• PROMPT: Select every line holding the word "Last" and copy it.

## Begin EXTRACTED INFORMATION

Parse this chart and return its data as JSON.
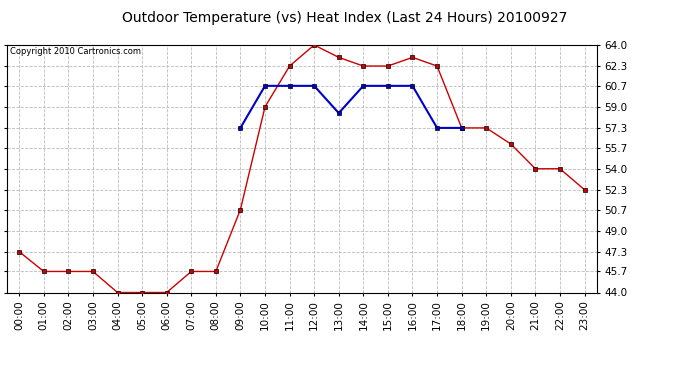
{
  "title": "Outdoor Temperature (vs) Heat Index (Last 24 Hours) 20100927",
  "copyright": "Copyright 2010 Cartronics.com",
  "hours": [
    "00:00",
    "01:00",
    "02:00",
    "03:00",
    "04:00",
    "05:00",
    "06:00",
    "07:00",
    "08:00",
    "09:00",
    "10:00",
    "11:00",
    "12:00",
    "13:00",
    "14:00",
    "15:00",
    "16:00",
    "17:00",
    "18:00",
    "19:00",
    "20:00",
    "21:00",
    "22:00",
    "23:00"
  ],
  "temp": [
    47.3,
    45.7,
    45.7,
    45.7,
    44.0,
    44.0,
    44.0,
    45.7,
    45.7,
    50.7,
    59.0,
    62.3,
    64.0,
    63.0,
    62.3,
    62.3,
    63.0,
    62.3,
    57.3,
    57.3,
    56.0,
    54.0,
    54.0,
    52.3
  ],
  "heat_index": [
    null,
    null,
    null,
    null,
    null,
    null,
    null,
    null,
    null,
    57.3,
    60.7,
    60.7,
    60.7,
    58.5,
    60.7,
    60.7,
    60.7,
    57.3,
    57.3,
    null,
    null,
    null,
    null,
    null
  ],
  "temp_color": "#cc0000",
  "heat_index_color": "#0000cc",
  "background_color": "#ffffff",
  "plot_bg_color": "#ffffff",
  "grid_color": "#bbbbbb",
  "title_fontsize": 10,
  "copyright_fontsize": 6,
  "tick_fontsize": 7.5,
  "ylim": [
    44.0,
    64.0
  ],
  "yticks": [
    44.0,
    45.7,
    47.3,
    49.0,
    50.7,
    52.3,
    54.0,
    55.7,
    57.3,
    59.0,
    60.7,
    62.3,
    64.0
  ]
}
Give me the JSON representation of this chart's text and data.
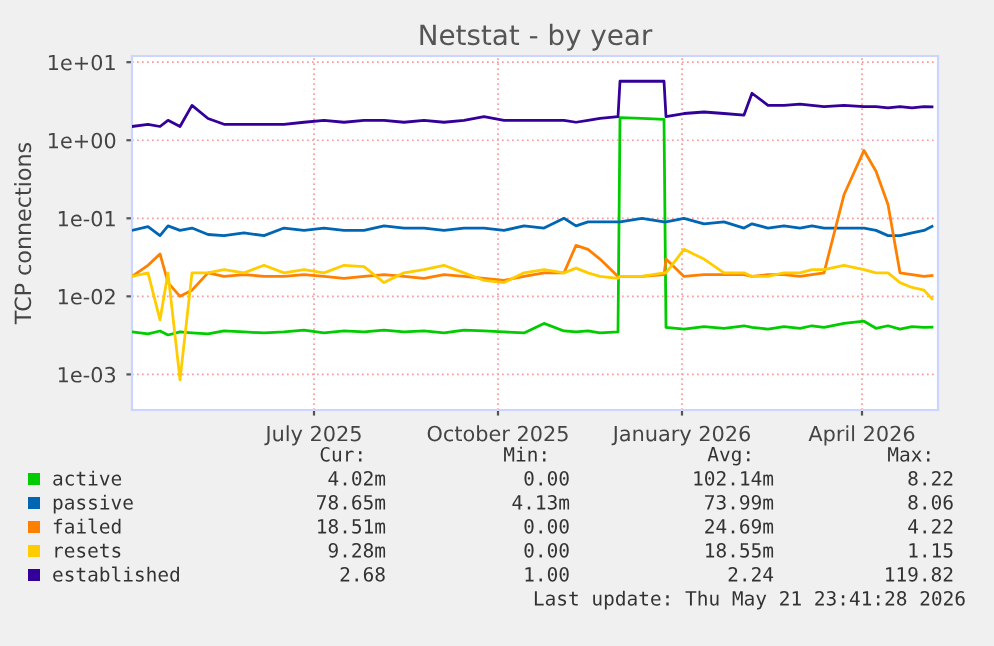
{
  "chart_data": {
    "type": "line",
    "title": "Netstat - by year",
    "ylabel": "TCP connections",
    "log": "y",
    "grid": true,
    "legend": "bottom",
    "x": [
      "2025-04-16",
      "2025-04-24",
      "2025-04-30",
      "2025-05-04",
      "2025-05-10",
      "2025-05-16",
      "2025-05-24",
      "2025-06-01",
      "2025-06-11",
      "2025-06-21",
      "2025-07-01",
      "2025-07-11",
      "2025-07-21",
      "2025-07-31",
      "2025-08-10",
      "2025-08-20",
      "2025-08-30",
      "2025-09-09",
      "2025-09-19",
      "2025-09-29",
      "2025-10-09",
      "2025-10-19",
      "2025-10-29",
      "2025-11-08",
      "2025-11-18",
      "2025-11-24",
      "2025-11-30",
      "2025-12-06",
      "2025-12-15",
      "2025-12-16",
      "2025-12-27",
      "2026-01-07",
      "2026-01-08",
      "2026-01-17",
      "2026-01-27",
      "2026-02-06",
      "2026-02-16",
      "2026-02-20",
      "2026-02-28",
      "2026-03-08",
      "2026-03-16",
      "2026-03-22",
      "2026-03-28",
      "2026-04-07",
      "2026-04-17",
      "2026-04-23",
      "2026-04-29",
      "2026-05-05",
      "2026-05-11",
      "2026-05-17",
      "2026-05-21"
    ],
    "xlim": [
      "2025-04-16",
      "2026-05-24"
    ],
    "xticks": [
      {
        "value": "2025-07-16",
        "label": "July 2025"
      },
      {
        "value": "2025-10-16",
        "label": "October 2025"
      },
      {
        "value": "2026-01-16",
        "label": "January 2026"
      },
      {
        "value": "2026-04-16",
        "label": "April 2026"
      }
    ],
    "ylim": [
      0.00035,
      12
    ],
    "yticks": [
      {
        "value": 0.001,
        "label": "1e-03"
      },
      {
        "value": 0.01,
        "label": "1e-02"
      },
      {
        "value": 0.1,
        "label": "1e-01"
      },
      {
        "value": 1,
        "label": "1e+00"
      },
      {
        "value": 10,
        "label": "1e+01"
      }
    ],
    "series": [
      {
        "name": "active",
        "color": "#00cc00",
        "values": [
          0.0035,
          0.0033,
          0.0036,
          0.0032,
          0.0035,
          0.0034,
          0.0033,
          0.0036,
          0.0035,
          0.0034,
          0.0035,
          0.0037,
          0.0034,
          0.0036,
          0.0035,
          0.0037,
          0.0035,
          0.0036,
          0.0034,
          0.0037,
          0.0036,
          0.0035,
          0.0034,
          0.0045,
          0.0036,
          0.0035,
          0.0036,
          0.0034,
          0.0035,
          1.95,
          1.9,
          1.85,
          0.004,
          0.0038,
          0.0041,
          0.0039,
          0.0042,
          0.004,
          0.0038,
          0.0041,
          0.0039,
          0.0042,
          0.004,
          0.0045,
          0.0048,
          0.0039,
          0.0042,
          0.0038,
          0.0041,
          0.004,
          0.00402
        ]
      },
      {
        "name": "passive",
        "color": "#0066b3",
        "values": [
          0.07,
          0.078,
          0.06,
          0.08,
          0.07,
          0.075,
          0.062,
          0.06,
          0.065,
          0.06,
          0.075,
          0.07,
          0.075,
          0.07,
          0.07,
          0.08,
          0.075,
          0.075,
          0.07,
          0.075,
          0.075,
          0.07,
          0.08,
          0.075,
          0.1,
          0.08,
          0.09,
          0.09,
          0.09,
          0.09,
          0.1,
          0.09,
          0.09,
          0.1,
          0.085,
          0.09,
          0.075,
          0.085,
          0.075,
          0.08,
          0.075,
          0.08,
          0.075,
          0.075,
          0.075,
          0.07,
          0.06,
          0.06,
          0.065,
          0.07,
          0.0787
        ]
      },
      {
        "name": "failed",
        "color": "#ff8000",
        "values": [
          0.018,
          0.025,
          0.035,
          0.015,
          0.01,
          0.012,
          0.02,
          0.018,
          0.019,
          0.018,
          0.018,
          0.019,
          0.018,
          0.017,
          0.018,
          0.019,
          0.018,
          0.017,
          0.019,
          0.018,
          0.017,
          0.016,
          0.018,
          0.02,
          0.02,
          0.045,
          0.04,
          0.03,
          0.018,
          0.018,
          0.018,
          0.019,
          0.03,
          0.018,
          0.019,
          0.019,
          0.019,
          0.018,
          0.019,
          0.019,
          0.018,
          0.019,
          0.02,
          0.2,
          0.74,
          0.4,
          0.15,
          0.02,
          0.019,
          0.018,
          0.0185
        ]
      },
      {
        "name": "resets",
        "color": "#ffcc00",
        "values": [
          0.018,
          0.02,
          0.005,
          0.02,
          0.00085,
          0.02,
          0.02,
          0.022,
          0.02,
          0.025,
          0.02,
          0.022,
          0.02,
          0.025,
          0.024,
          0.015,
          0.02,
          0.022,
          0.025,
          0.02,
          0.016,
          0.015,
          0.02,
          0.022,
          0.02,
          0.023,
          0.02,
          0.018,
          0.017,
          0.018,
          0.018,
          0.02,
          0.02,
          0.04,
          0.03,
          0.02,
          0.02,
          0.018,
          0.018,
          0.02,
          0.02,
          0.022,
          0.022,
          0.025,
          0.022,
          0.02,
          0.02,
          0.015,
          0.013,
          0.012,
          0.00928
        ]
      },
      {
        "name": "established",
        "color": "#330099",
        "values": [
          1.5,
          1.6,
          1.5,
          1.8,
          1.5,
          2.8,
          1.9,
          1.6,
          1.6,
          1.6,
          1.6,
          1.7,
          1.8,
          1.7,
          1.8,
          1.8,
          1.7,
          1.8,
          1.7,
          1.8,
          2.0,
          1.8,
          1.8,
          1.8,
          1.8,
          1.7,
          1.8,
          1.9,
          2.0,
          5.7,
          5.7,
          5.7,
          2.0,
          2.2,
          2.3,
          2.2,
          2.1,
          4.0,
          2.8,
          2.8,
          2.9,
          2.8,
          2.7,
          2.8,
          2.7,
          2.7,
          2.6,
          2.7,
          2.6,
          2.7,
          2.68
        ]
      }
    ],
    "annotations": [
      "Cur:",
      "Min:",
      "Avg:",
      "Max:",
      "4.02m",
      "0.00",
      "102.14m",
      "8.22",
      "78.65m",
      "4.13m",
      "73.99m",
      "8.06",
      "18.51m",
      "0.00",
      "24.69m",
      "4.22",
      "9.28m",
      "0.00",
      "18.55m",
      "1.15",
      "2.68",
      "1.00",
      "2.24",
      "119.82",
      "Last update: Thu May 21 23:41:28 2026"
    ]
  }
}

## End EXTRACTED INFORMATION

• REPLY TO THE TASK:
  "title": "Outdoor Temperature (vs) Heat Index (Last 24 Hours) 20100927",
      "Last update: Thu May 21 23:41:28 2026"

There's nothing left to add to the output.